■ Exercise task
Every record below should be written out exactly; pictures stay out.

■ Material
↓↓↓
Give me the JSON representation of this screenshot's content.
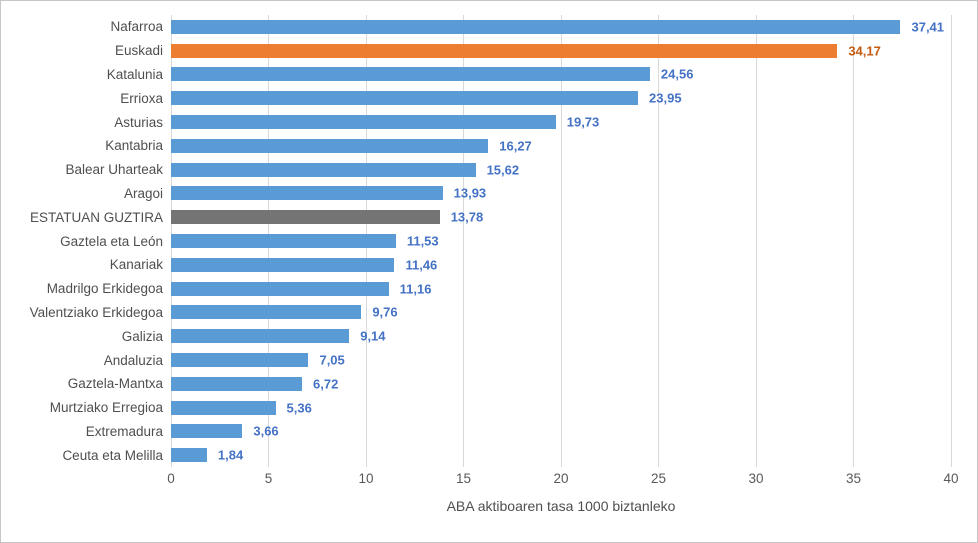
{
  "chart_data": {
    "type": "bar",
    "orientation": "horizontal",
    "title": "",
    "xlabel": "ABA aktiboaren tasa 1000 biztanleko",
    "ylabel": "",
    "xlim": [
      0,
      40
    ],
    "xticks": [
      0,
      5,
      10,
      15,
      20,
      25,
      30,
      35,
      40
    ],
    "grid": "vertical",
    "decimal_separator": ",",
    "legend": "none",
    "categories": [
      "Nafarroa",
      "Euskadi",
      "Katalunia",
      "Errioxa",
      "Asturias",
      "Kantabria",
      "Balear Uharteak",
      "Aragoi",
      "ESTATUAN GUZTIRA",
      "Gaztela eta León",
      "Kanariak",
      "Madrilgo Erkidegoa",
      "Valentziako Erkidegoa",
      "Galizia",
      "Andaluzia",
      "Gaztela-Mantxa",
      "Murtziako Erregioa",
      "Extremadura",
      "Ceuta eta Melilla"
    ],
    "values": [
      37.41,
      34.17,
      24.56,
      23.95,
      19.73,
      16.27,
      15.62,
      13.93,
      13.78,
      11.53,
      11.46,
      11.16,
      9.76,
      9.14,
      7.05,
      6.72,
      5.36,
      3.66,
      1.84
    ],
    "value_labels": [
      "37,41",
      "34,17",
      "24,56",
      "23,95",
      "19,73",
      "16,27",
      "15,62",
      "13,93",
      "13,78",
      "11,53",
      "11,46",
      "11,16",
      "9,76",
      "9,14",
      "7,05",
      "6,72",
      "5,36",
      "3,66",
      "1,84"
    ],
    "bar_styles": [
      "default",
      "orange",
      "default",
      "default",
      "default",
      "default",
      "default",
      "default",
      "gray",
      "default",
      "default",
      "default",
      "default",
      "default",
      "default",
      "default",
      "default",
      "default",
      "default"
    ],
    "colors": {
      "bar_default": "#5B9BD5",
      "bar_orange": "#ED7D31",
      "bar_gray": "#747474",
      "value_label_default": "#4472C4",
      "value_label_orange": "#C55A11",
      "axis_text": "#595959",
      "gridline": "#D9D9D9"
    }
  }
}
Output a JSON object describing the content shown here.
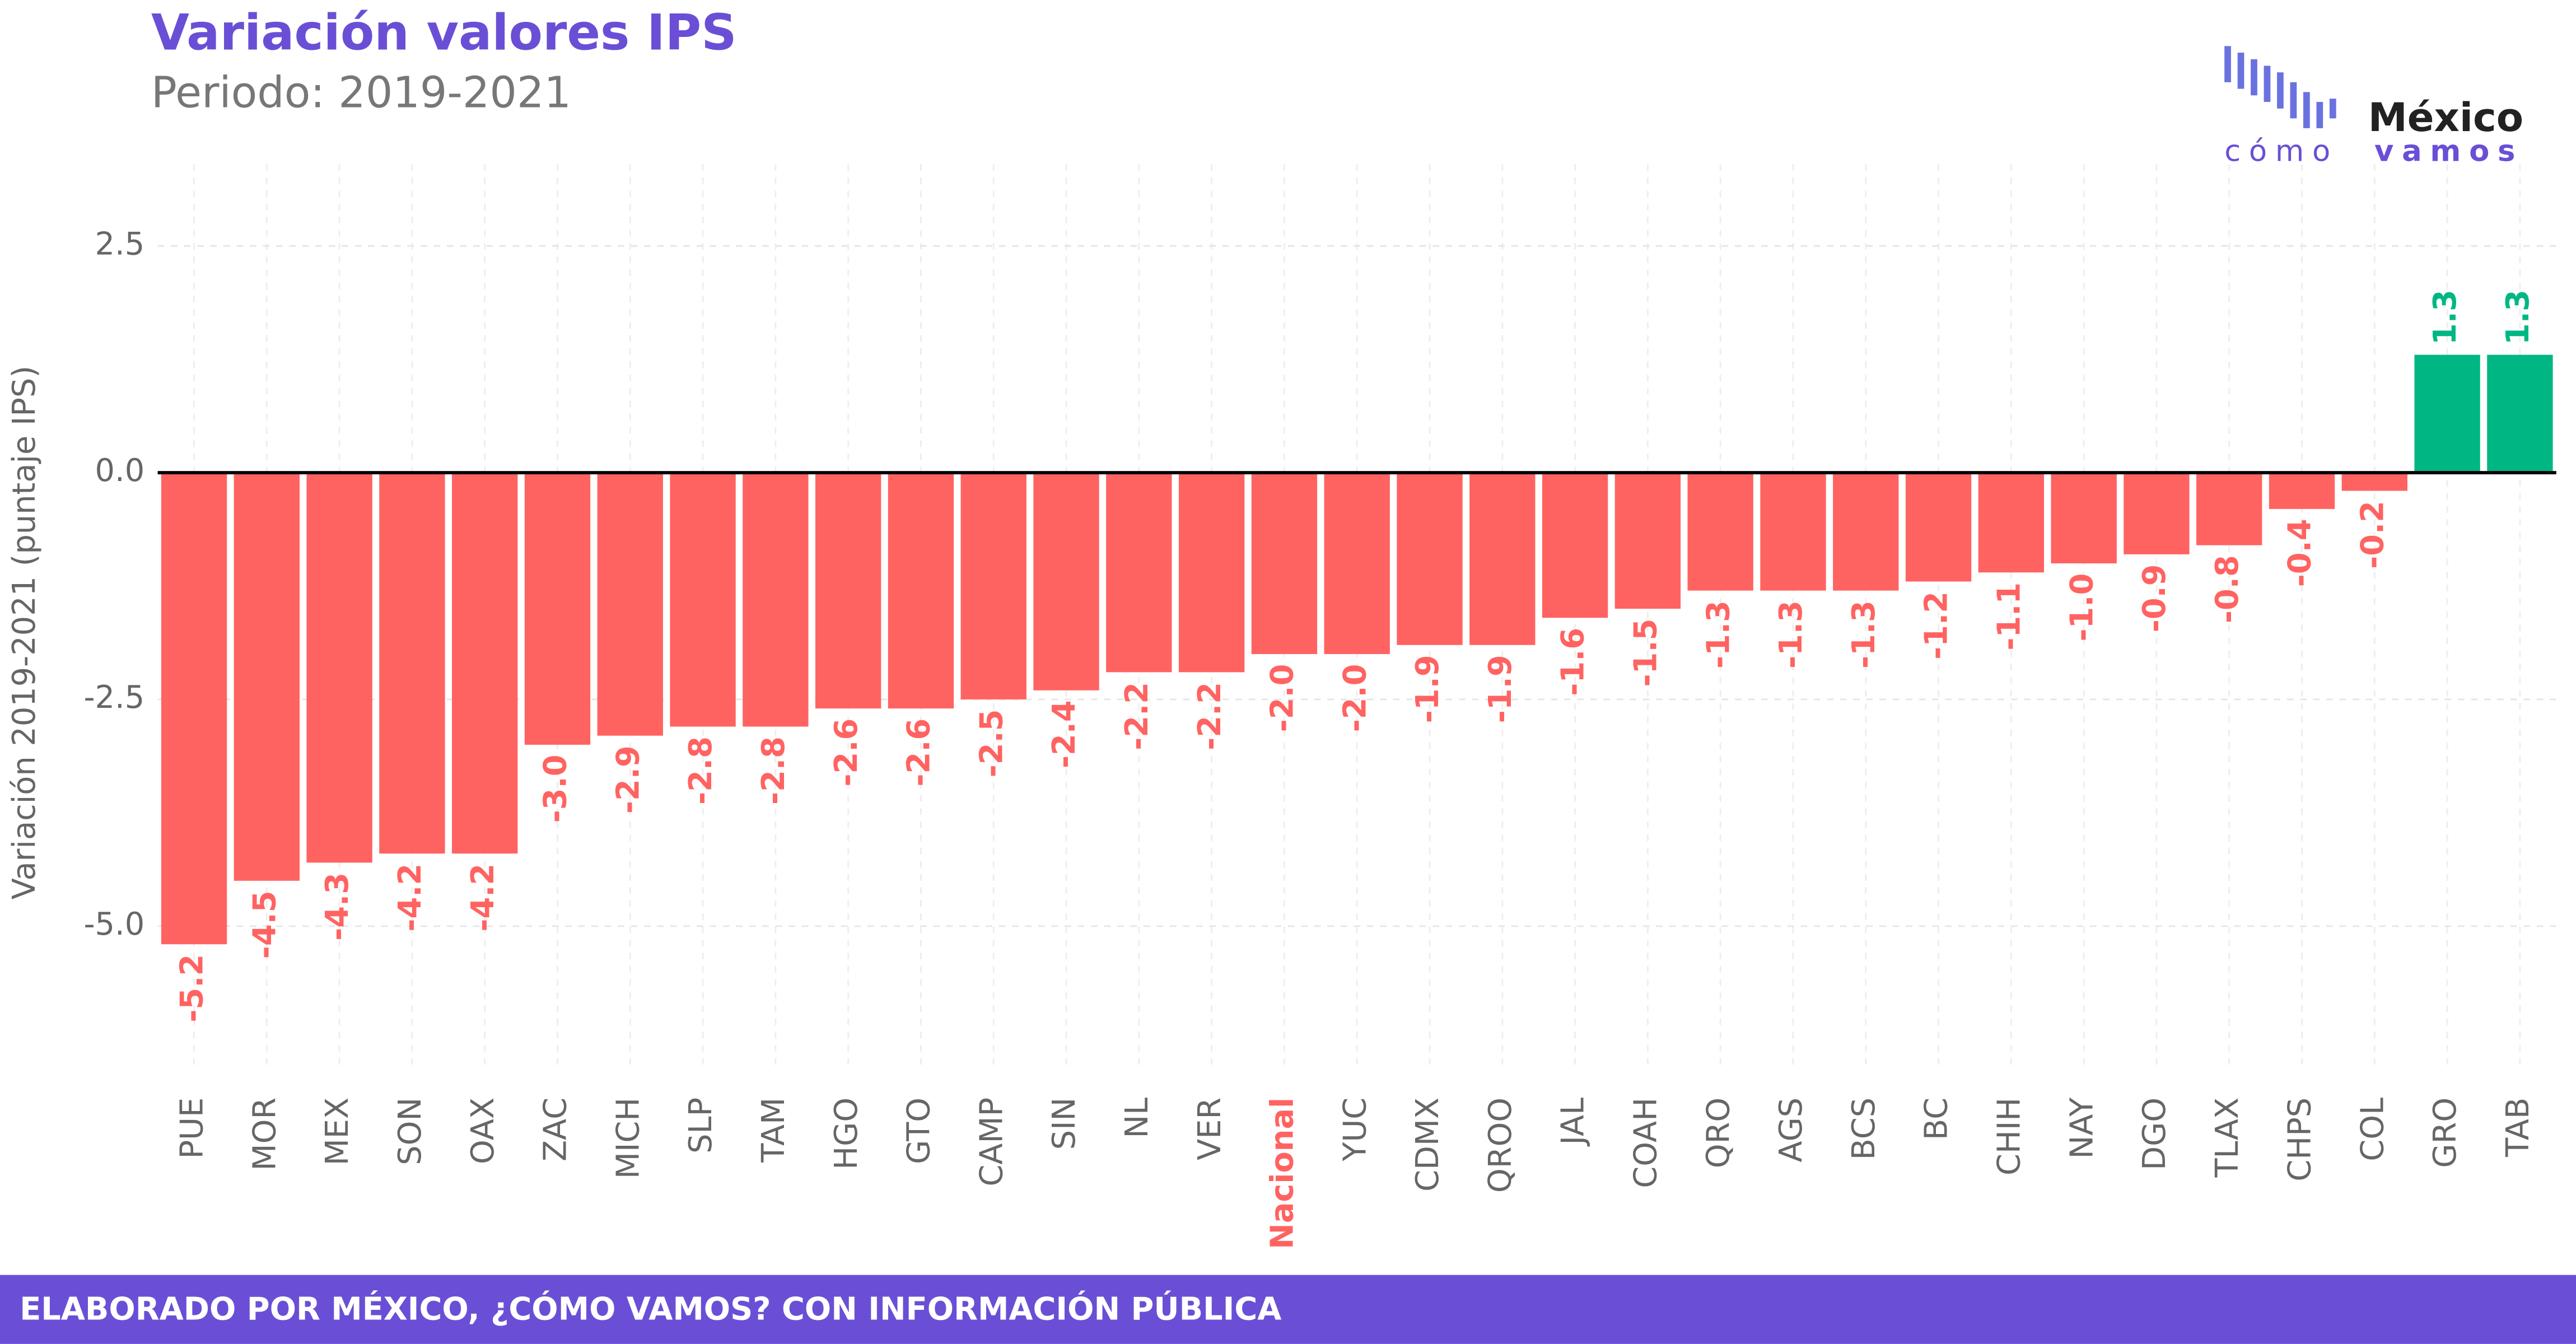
{
  "chart_data": {
    "type": "bar",
    "title": "Variación valores IPS",
    "subtitle": "Periodo: 2019-2021",
    "y_label": "Variación 2019-2021 (puntaje IPS)",
    "categories": [
      "PUE",
      "MOR",
      "MEX",
      "SON",
      "OAX",
      "ZAC",
      "MICH",
      "SLP",
      "TAM",
      "HGO",
      "GTO",
      "CAMP",
      "SIN",
      "NL",
      "VER",
      "Nacional",
      "YUC",
      "CDMX",
      "QROO",
      "JAL",
      "COAH",
      "QRO",
      "AGS",
      "BCS",
      "BC",
      "CHIH",
      "NAY",
      "DGO",
      "TLAX",
      "CHPS",
      "COL",
      "GRO",
      "TAB"
    ],
    "values": [
      -5.2,
      -4.5,
      -4.3,
      -4.2,
      -4.2,
      -3.0,
      -2.9,
      -2.8,
      -2.8,
      -2.6,
      -2.6,
      -2.5,
      -2.4,
      -2.2,
      -2.2,
      -2.0,
      -2.0,
      -1.9,
      -1.9,
      -1.6,
      -1.5,
      -1.3,
      -1.3,
      -1.3,
      -1.2,
      -1.1,
      -1.0,
      -0.9,
      -0.8,
      -0.4,
      -0.2,
      1.3,
      1.3
    ],
    "value_labels": [
      "-5.2",
      "-4.5",
      "-4.3",
      "-4.2",
      "-4.2",
      "-3.0",
      "-2.9",
      "-2.8",
      "-2.8",
      "-2.6",
      "-2.6",
      "-2.5",
      "-2.4",
      "-2.2",
      "-2.2",
      "-2.0",
      "-2.0",
      "-1.9",
      "-1.9",
      "-1.6",
      "-1.5",
      "-1.3",
      "-1.3",
      "-1.3",
      "-1.2",
      "-1.1",
      "-1.0",
      "-0.9",
      "-0.8",
      "-0.4",
      "-0.2",
      "1.3",
      "1.3"
    ],
    "negative_color": "#ff6361",
    "positive_color": "#00b783",
    "highlight_category": "Nacional",
    "ylim": [
      -6.6,
      3.4
    ],
    "yticks": [
      2.5,
      {
        "value": 0,
        "label": "0.0"
      },
      -2.5,
      {
        "value": -5,
        "label": "-5.0"
      }
    ],
    "grid": true,
    "logo": {
      "name": "México",
      "line1": "cómo",
      "line2": "vamos"
    },
    "footer": "ELABORADO POR MÉXICO, ¿CÓMO VAMOS? CON INFORMACIÓN PÚBLICA"
  }
}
↑↑↑
■ Solution for this problem
Give me the JSON representation of this screenshot's content.
{
  "chart_data": {
    "type": "bar",
    "orientation": "horizontal",
    "title": "",
    "xlabel": "ABA aktiboaren tasa 1000 biztanleko",
    "ylabel": "",
    "xlim": [
      0,
      40
    ],
    "xticks": [
      0,
      5,
      10,
      15,
      20,
      25,
      30,
      35,
      40
    ],
    "grid": "vertical",
    "decimal_separator": ",",
    "legend": "none",
    "categories": [
      "Nafarroa",
      "Euskadi",
      "Katalunia",
      "Errioxa",
      "Asturias",
      "Kantabria",
      "Balear Uharteak",
      "Aragoi",
      "ESTATUAN GUZTIRA",
      "Gaztela eta León",
      "Kanariak",
      "Madrilgo Erkidegoa",
      "Valentziako Erkidegoa",
      "Galizia",
      "Andaluzia",
      "Gaztela-Mantxa",
      "Murtziako Erregioa",
      "Extremadura",
      "Ceuta eta Melilla"
    ],
    "values": [
      37.41,
      34.17,
      24.56,
      23.95,
      19.73,
      16.27,
      15.62,
      13.93,
      13.78,
      11.53,
      11.46,
      11.16,
      9.76,
      9.14,
      7.05,
      6.72,
      5.36,
      3.66,
      1.84
    ],
    "value_labels": [
      "37,41",
      "34,17",
      "24,56",
      "23,95",
      "19,73",
      "16,27",
      "15,62",
      "13,93",
      "13,78",
      "11,53",
      "11,46",
      "11,16",
      "9,76",
      "9,14",
      "7,05",
      "6,72",
      "5,36",
      "3,66",
      "1,84"
    ],
    "bar_styles": [
      "default",
      "orange",
      "default",
      "default",
      "default",
      "default",
      "default",
      "default",
      "gray",
      "default",
      "default",
      "default",
      "default",
      "default",
      "default",
      "default",
      "default",
      "default",
      "default"
    ],
    "colors": {
      "bar_default": "#5B9BD5",
      "bar_orange": "#ED7D31",
      "bar_gray": "#747474",
      "value_label_default": "#4472C4",
      "value_label_orange": "#C55A11",
      "axis_text": "#595959",
      "gridline": "#D9D9D9"
    }
  }
}
Output a JSON object describing the content shown here.
{
  "chart_data": {
    "type": "bar",
    "title": "Variación valores IPS",
    "subtitle": "Periodo: 2019-2021",
    "y_label": "Variación 2019-2021 (puntaje IPS)",
    "categories": [
      "PUE",
      "MOR",
      "MEX",
      "SON",
      "OAX",
      "ZAC",
      "MICH",
      "SLP",
      "TAM",
      "HGO",
      "GTO",
      "CAMP",
      "SIN",
      "NL",
      "VER",
      "Nacional",
      "YUC",
      "CDMX",
      "QROO",
      "JAL",
      "COAH",
      "QRO",
      "AGS",
      "BCS",
      "BC",
      "CHIH",
      "NAY",
      "DGO",
      "TLAX",
      "CHPS",
      "COL",
      "GRO",
      "TAB"
    ],
    "values": [
      -5.2,
      -4.5,
      -4.3,
      -4.2,
      -4.2,
      -3.0,
      -2.9,
      -2.8,
      -2.8,
      -2.6,
      -2.6,
      -2.5,
      -2.4,
      -2.2,
      -2.2,
      -2.0,
      -2.0,
      -1.9,
      -1.9,
      -1.6,
      -1.5,
      -1.3,
      -1.3,
      -1.3,
      -1.2,
      -1.1,
      -1.0,
      -0.9,
      -0.8,
      -0.4,
      -0.2,
      1.3,
      1.3
    ],
    "value_labels": [
      "-5.2",
      "-4.5",
      "-4.3",
      "-4.2",
      "-4.2",
      "-3.0",
      "-2.9",
      "-2.8",
      "-2.8",
      "-2.6",
      "-2.6",
      "-2.5",
      "-2.4",
      "-2.2",
      "-2.2",
      "-2.0",
      "-2.0",
      "-1.9",
      "-1.9",
      "-1.6",
      "-1.5",
      "-1.3",
      "-1.3",
      "-1.3",
      "-1.2",
      "-1.1",
      "-1.0",
      "-0.9",
      "-0.8",
      "-0.4",
      "-0.2",
      "1.3",
      "1.3"
    ],
    "negative_color": "#ff6361",
    "positive_color": "#00b783",
    "highlight_category": "Nacional",
    "ylim": [
      -6.6,
      3.4
    ],
    "yticks": [
      2.5,
      {
        "value": 0,
        "label": "0.0"
      },
      -2.5,
      {
        "value": -5,
        "label": "-5.0"
      }
    ],
    "grid": true,
    "logo": {
      "name": "México",
      "line1": "cómo",
      "line2": "vamos"
    },
    "footer": "ELABORADO POR MÉXICO, ¿CÓMO VAMOS? CON INFORMACIÓN PÚBLICA"
  }
}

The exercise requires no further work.